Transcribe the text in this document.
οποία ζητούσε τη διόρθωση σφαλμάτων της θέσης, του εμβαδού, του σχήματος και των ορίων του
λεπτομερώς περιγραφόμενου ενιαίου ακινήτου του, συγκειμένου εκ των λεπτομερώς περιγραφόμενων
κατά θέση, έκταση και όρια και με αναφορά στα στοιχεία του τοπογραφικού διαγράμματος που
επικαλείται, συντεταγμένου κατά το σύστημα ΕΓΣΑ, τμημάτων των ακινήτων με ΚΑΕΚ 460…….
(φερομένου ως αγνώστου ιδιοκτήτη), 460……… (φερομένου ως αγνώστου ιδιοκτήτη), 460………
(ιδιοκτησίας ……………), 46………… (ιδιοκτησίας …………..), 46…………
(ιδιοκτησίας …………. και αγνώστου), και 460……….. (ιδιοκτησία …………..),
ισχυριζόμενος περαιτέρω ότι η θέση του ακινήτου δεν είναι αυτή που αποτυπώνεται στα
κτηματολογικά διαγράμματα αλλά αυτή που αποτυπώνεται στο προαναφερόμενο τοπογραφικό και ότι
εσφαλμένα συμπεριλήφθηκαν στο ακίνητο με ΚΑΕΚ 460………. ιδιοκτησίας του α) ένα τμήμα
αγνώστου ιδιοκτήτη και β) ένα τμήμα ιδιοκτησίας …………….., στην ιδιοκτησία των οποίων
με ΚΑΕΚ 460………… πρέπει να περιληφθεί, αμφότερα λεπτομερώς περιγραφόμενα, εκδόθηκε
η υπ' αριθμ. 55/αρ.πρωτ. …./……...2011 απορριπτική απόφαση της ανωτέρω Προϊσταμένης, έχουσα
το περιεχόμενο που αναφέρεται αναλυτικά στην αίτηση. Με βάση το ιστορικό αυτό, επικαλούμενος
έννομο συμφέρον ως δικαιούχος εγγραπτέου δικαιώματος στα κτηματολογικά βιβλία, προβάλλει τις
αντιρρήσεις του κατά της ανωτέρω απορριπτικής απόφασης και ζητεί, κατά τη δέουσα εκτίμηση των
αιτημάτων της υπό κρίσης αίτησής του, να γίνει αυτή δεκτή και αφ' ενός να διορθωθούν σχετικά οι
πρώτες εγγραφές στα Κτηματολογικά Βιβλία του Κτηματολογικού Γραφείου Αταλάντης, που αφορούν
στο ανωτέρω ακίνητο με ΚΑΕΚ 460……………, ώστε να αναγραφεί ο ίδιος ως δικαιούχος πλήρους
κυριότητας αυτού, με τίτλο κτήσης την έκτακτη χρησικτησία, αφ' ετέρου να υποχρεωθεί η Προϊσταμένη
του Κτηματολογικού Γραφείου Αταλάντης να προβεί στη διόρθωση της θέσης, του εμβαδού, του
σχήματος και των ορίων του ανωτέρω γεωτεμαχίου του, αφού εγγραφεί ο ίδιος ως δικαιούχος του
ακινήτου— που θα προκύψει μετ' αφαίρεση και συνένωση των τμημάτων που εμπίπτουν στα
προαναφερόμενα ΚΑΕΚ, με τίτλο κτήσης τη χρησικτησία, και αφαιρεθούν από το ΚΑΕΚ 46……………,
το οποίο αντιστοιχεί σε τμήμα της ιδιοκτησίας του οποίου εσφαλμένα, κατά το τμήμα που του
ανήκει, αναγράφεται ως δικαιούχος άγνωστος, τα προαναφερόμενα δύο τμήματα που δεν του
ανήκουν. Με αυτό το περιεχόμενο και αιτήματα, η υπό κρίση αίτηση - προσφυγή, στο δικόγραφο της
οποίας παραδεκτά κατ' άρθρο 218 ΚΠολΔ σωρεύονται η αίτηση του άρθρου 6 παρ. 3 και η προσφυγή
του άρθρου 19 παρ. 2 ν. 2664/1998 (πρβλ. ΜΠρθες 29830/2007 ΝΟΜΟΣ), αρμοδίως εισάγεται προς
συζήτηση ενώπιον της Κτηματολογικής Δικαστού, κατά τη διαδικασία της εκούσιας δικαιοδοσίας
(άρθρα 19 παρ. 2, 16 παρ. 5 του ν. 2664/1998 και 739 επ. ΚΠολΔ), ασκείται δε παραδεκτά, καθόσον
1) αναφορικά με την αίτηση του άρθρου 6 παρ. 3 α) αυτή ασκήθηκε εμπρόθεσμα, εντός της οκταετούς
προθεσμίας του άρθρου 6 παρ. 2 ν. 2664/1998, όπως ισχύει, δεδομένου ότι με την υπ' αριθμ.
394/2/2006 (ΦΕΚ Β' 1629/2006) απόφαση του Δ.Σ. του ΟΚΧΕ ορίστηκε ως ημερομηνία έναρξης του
|---|
◆ **Requirements**: Copy all lines from the entries that contain the word "ιδιοκτησίας".

◆ **Finished answer**:
(ιδιοκτησίας ……………), 46………… (ιδιοκτησίας …………..), 46…………
(ιδιοκτησίας …………. και αγνώστου), και 460……….. (ιδιοκτησία …………..),
εσφαλμένα συμπεριλήφθηκαν στο ακίνητο με ΚΑΕΚ 460………. ιδιοκτησίας του α) ένα τμήμα
αγνώστου ιδιοκτήτη και β) ένα τμήμα ιδιοκτησίας …………….., στην ιδιοκτησία των οποίων
το οποίο αντιστοιχεί σε τμήμα της ιδιοκτησίας του οποίου εσφαλμένα, κατά το τμήμα που του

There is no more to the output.